- **Exercise brief**:
Search the material for "하였습니다" and show all lines that contain it.

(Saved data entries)
⁂
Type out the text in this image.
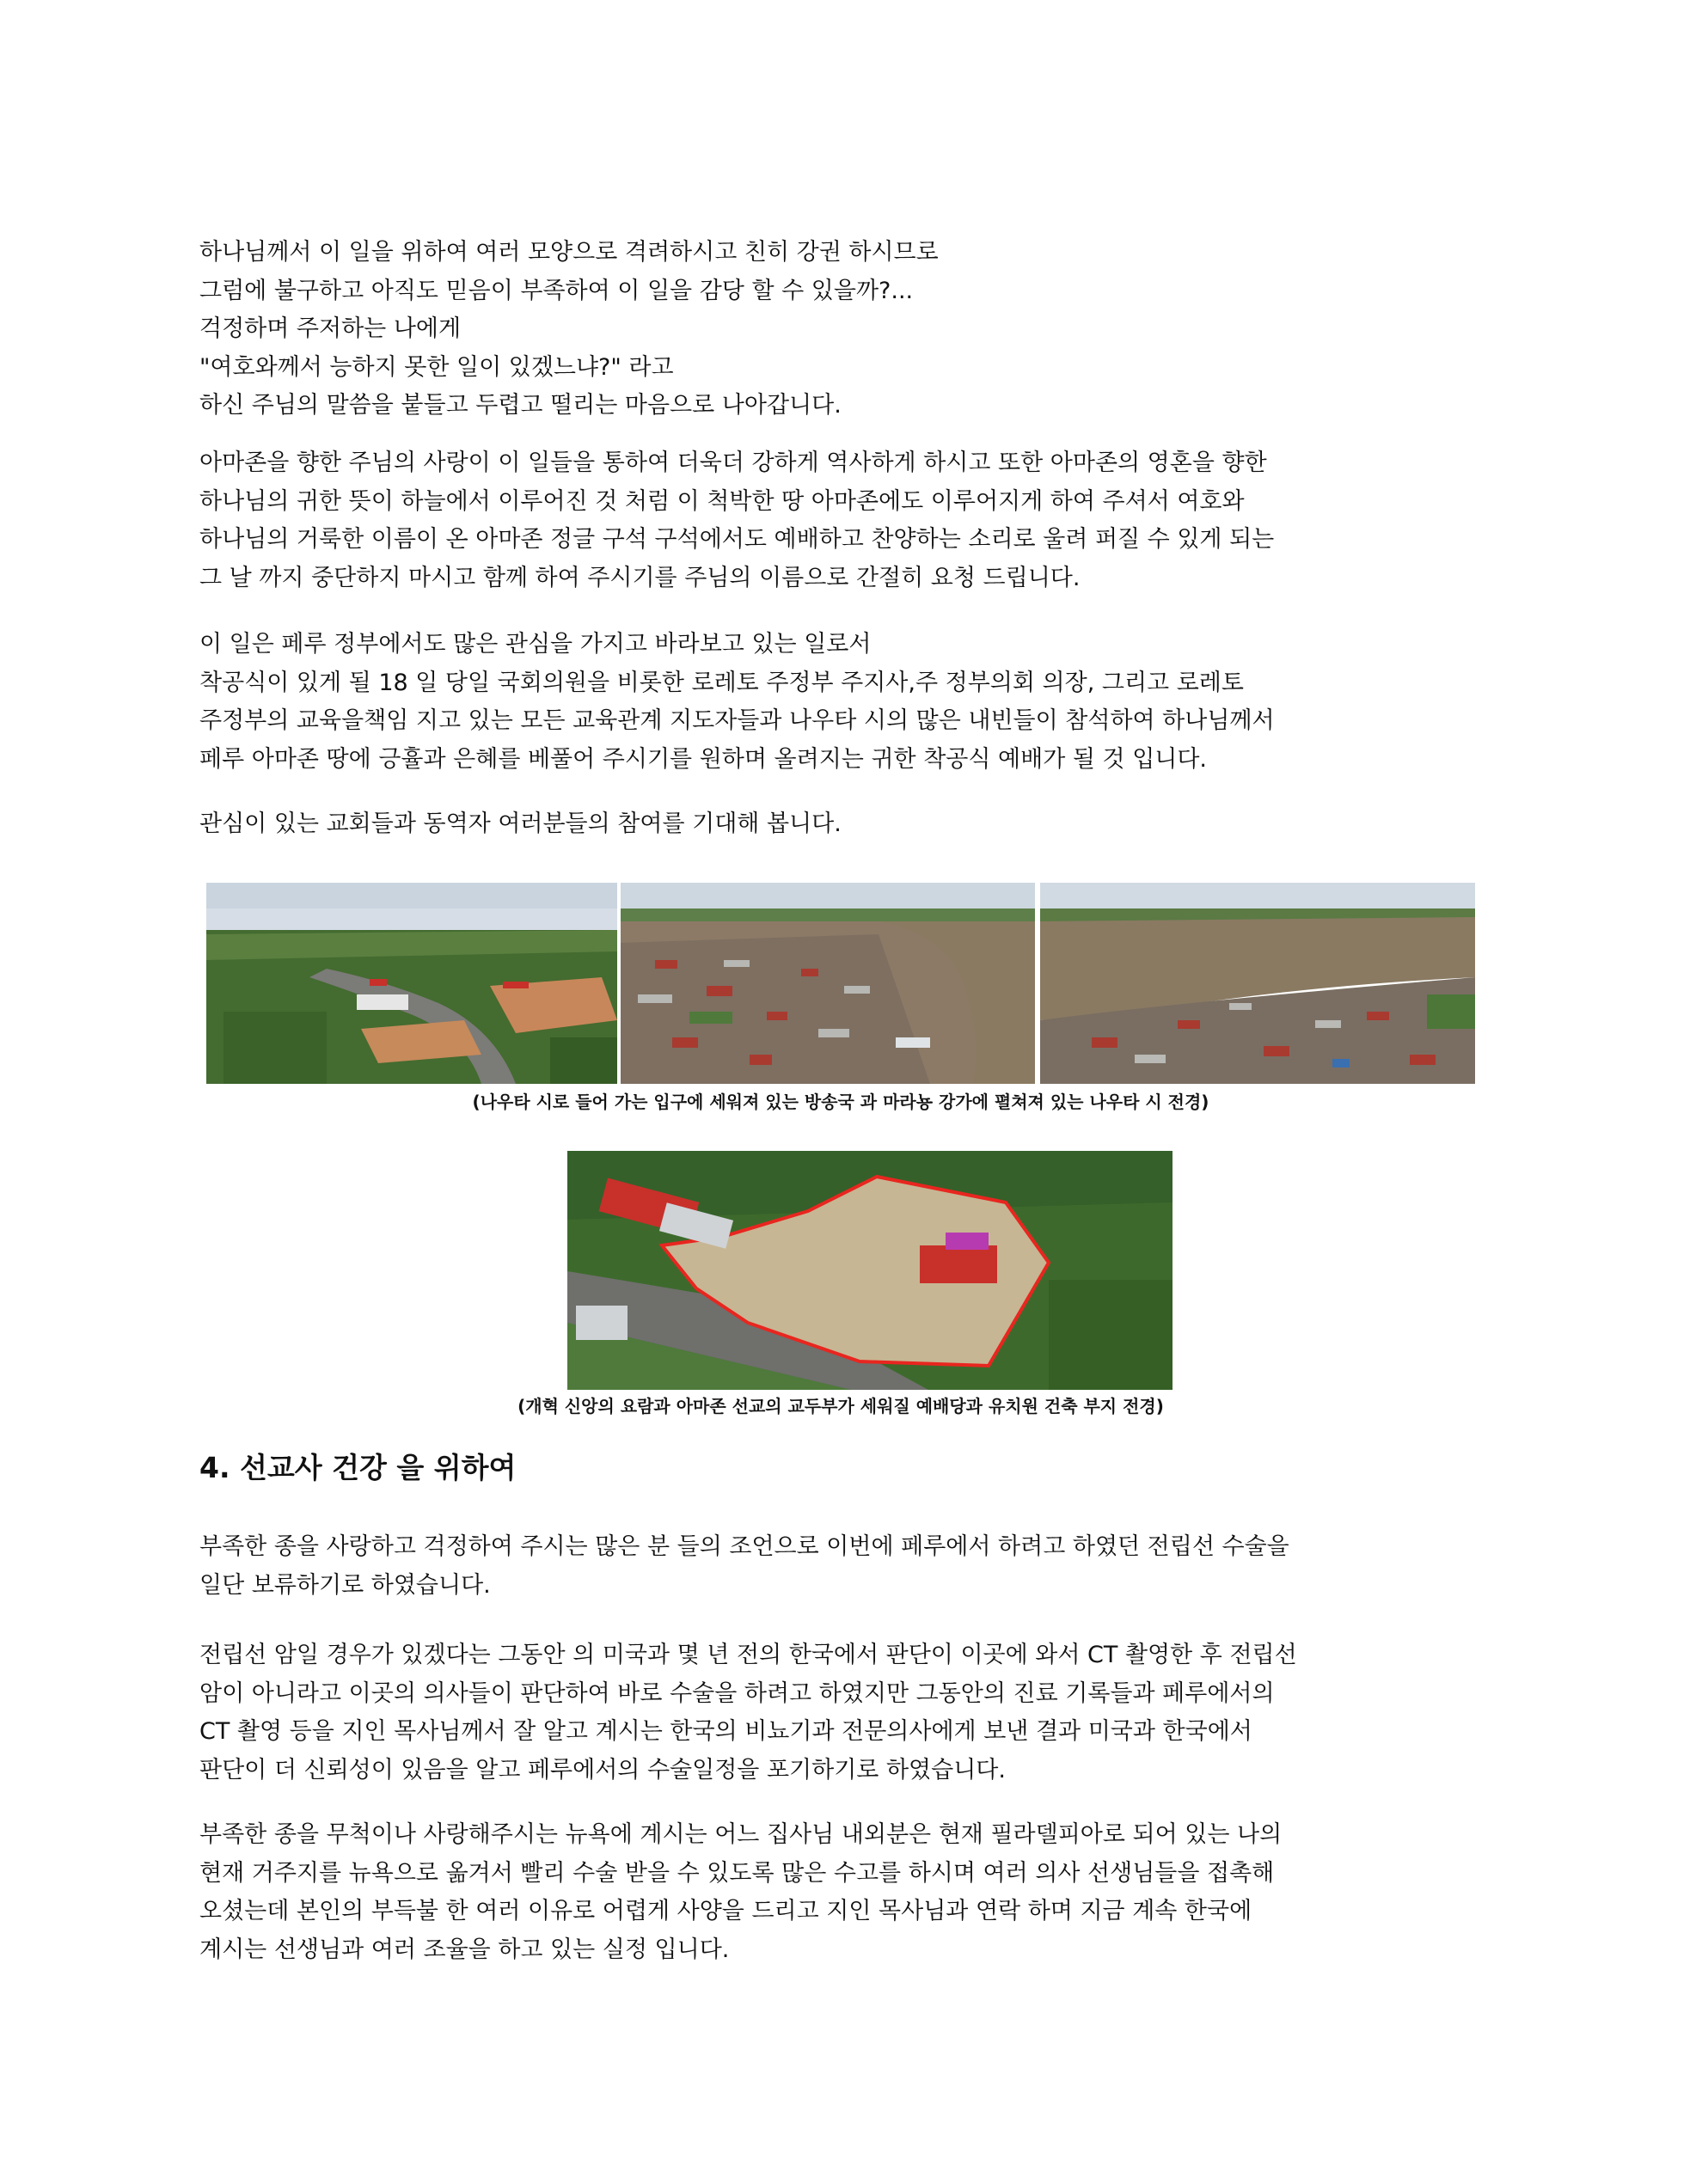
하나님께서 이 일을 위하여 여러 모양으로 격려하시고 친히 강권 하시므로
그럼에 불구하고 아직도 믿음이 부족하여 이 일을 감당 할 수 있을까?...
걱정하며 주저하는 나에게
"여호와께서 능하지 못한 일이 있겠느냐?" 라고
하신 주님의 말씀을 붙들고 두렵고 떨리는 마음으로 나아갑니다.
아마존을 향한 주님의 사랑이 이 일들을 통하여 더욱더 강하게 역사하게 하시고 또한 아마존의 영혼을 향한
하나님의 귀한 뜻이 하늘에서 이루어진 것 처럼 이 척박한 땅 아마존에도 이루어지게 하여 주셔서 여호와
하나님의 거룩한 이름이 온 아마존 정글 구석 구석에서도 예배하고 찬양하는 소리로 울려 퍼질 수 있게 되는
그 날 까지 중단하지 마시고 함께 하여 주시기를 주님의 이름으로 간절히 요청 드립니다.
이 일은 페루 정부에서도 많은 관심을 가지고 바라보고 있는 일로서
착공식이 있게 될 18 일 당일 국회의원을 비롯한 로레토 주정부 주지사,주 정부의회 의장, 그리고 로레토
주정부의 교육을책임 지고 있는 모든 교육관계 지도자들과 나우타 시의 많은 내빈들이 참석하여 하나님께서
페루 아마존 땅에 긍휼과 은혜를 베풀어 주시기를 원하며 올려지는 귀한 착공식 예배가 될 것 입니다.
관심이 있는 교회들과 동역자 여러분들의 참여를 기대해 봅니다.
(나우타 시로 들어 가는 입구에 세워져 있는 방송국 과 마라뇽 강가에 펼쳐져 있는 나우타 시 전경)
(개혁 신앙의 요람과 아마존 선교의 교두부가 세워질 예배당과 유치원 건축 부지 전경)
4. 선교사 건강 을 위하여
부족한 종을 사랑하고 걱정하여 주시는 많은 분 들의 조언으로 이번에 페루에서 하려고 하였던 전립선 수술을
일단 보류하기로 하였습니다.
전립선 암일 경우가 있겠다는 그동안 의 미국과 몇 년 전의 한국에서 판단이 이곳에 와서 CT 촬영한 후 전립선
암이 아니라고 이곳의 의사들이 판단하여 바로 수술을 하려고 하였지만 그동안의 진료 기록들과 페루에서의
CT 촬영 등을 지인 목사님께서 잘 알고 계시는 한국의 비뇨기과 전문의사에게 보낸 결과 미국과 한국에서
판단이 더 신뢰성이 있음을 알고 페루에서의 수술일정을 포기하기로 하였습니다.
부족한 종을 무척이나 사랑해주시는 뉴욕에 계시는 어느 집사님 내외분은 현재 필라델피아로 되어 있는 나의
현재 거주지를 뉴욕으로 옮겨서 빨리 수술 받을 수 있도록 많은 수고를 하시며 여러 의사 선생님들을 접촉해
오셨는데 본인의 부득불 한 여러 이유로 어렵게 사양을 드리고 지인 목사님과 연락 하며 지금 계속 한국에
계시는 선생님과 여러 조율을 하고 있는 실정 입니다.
⁂
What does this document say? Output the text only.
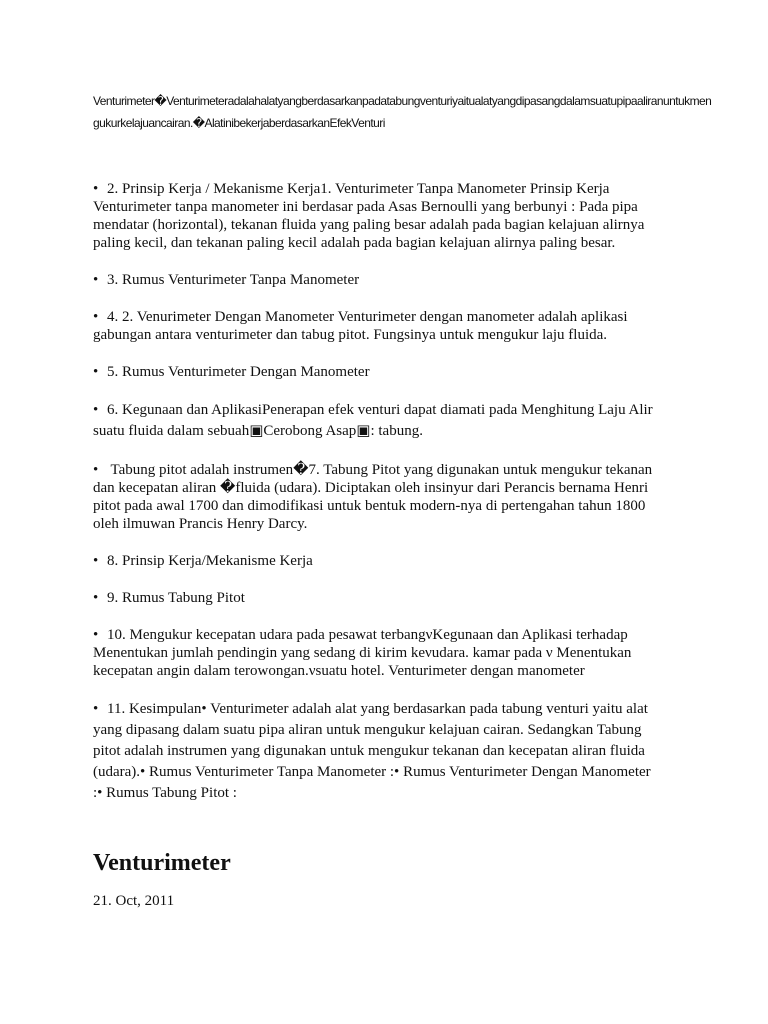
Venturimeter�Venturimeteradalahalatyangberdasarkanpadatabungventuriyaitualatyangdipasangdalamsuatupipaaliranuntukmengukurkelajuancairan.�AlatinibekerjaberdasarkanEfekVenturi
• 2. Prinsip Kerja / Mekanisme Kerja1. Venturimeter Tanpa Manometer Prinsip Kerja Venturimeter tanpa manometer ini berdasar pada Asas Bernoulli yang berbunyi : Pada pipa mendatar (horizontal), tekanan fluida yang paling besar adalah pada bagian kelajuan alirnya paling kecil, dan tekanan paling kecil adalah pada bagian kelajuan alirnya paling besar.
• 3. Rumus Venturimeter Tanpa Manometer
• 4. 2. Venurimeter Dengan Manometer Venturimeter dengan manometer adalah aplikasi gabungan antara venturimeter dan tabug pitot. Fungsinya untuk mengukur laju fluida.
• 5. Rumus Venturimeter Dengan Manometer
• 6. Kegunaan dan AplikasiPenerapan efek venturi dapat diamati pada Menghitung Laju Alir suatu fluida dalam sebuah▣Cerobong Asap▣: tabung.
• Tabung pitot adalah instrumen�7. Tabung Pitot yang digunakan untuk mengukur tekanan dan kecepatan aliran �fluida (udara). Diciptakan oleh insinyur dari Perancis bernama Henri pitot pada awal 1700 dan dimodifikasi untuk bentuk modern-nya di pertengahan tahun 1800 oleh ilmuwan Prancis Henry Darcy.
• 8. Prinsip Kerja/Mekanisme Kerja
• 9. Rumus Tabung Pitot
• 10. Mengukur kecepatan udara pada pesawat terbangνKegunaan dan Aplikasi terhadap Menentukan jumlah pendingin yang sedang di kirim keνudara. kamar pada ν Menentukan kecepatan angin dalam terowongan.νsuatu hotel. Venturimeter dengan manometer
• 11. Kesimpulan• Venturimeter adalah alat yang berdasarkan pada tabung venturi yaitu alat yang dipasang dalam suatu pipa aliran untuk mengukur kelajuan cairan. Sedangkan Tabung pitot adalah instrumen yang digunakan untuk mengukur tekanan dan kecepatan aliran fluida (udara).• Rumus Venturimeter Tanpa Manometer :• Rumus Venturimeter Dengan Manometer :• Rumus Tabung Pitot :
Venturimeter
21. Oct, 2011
⁂
- **Exercise result**:
일단 보류하기로 하였습니다.
판단이 더 신뢰성이 있음을 알고 페루에서의 수술일정을 포기하기로 하였습니다.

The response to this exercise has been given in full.